(GIVEN EXERCISE): Reproduce the following material exactly, including every line.

(TASK DATA):

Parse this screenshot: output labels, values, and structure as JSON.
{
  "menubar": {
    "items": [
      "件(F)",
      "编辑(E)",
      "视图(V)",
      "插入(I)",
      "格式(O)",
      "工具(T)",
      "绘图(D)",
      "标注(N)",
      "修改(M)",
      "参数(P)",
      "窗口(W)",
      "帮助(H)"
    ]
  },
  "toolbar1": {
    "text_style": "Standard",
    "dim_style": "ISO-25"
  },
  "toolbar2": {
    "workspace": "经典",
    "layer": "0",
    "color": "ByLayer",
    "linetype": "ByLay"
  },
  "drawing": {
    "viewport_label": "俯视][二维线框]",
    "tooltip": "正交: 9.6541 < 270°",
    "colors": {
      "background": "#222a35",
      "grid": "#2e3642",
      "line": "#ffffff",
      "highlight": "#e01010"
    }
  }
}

(CORRECT ANSWER):
Parse this screenshot: output labels, values, and structure as JSON.
{
  "menubar": {
    "items": [
      "件(F)",
      "编辑(E)",
      "视图(V)",
      "插入(I)",
      "格式(O)",
      "工具(T)",
      "绘图(D)",
      "标注(N)",
      "修改(M)",
      "参数(P)",
      "窗口(W)",
      "帮助(H)"
    ]
  },
  "toolbar1": {
    "text_style": "Standard",
    "dim_style": "ISO-25"
  },
  "toolbar2": {
    "workspace": "经典",
    "layer": "0",
    "color": "ByLayer",
    "linetype": "ByLay"
  },
  "drawing": {
    "viewport_label": "俯视][二维线框]",
    "tooltip": "正交: 9.6541 < 270°",
    "colors": {
      "background": "#222a35",
      "grid": "#2e3642",
      "line": "#ffffff",
      "highlight": "#e01010"
    }
  }
}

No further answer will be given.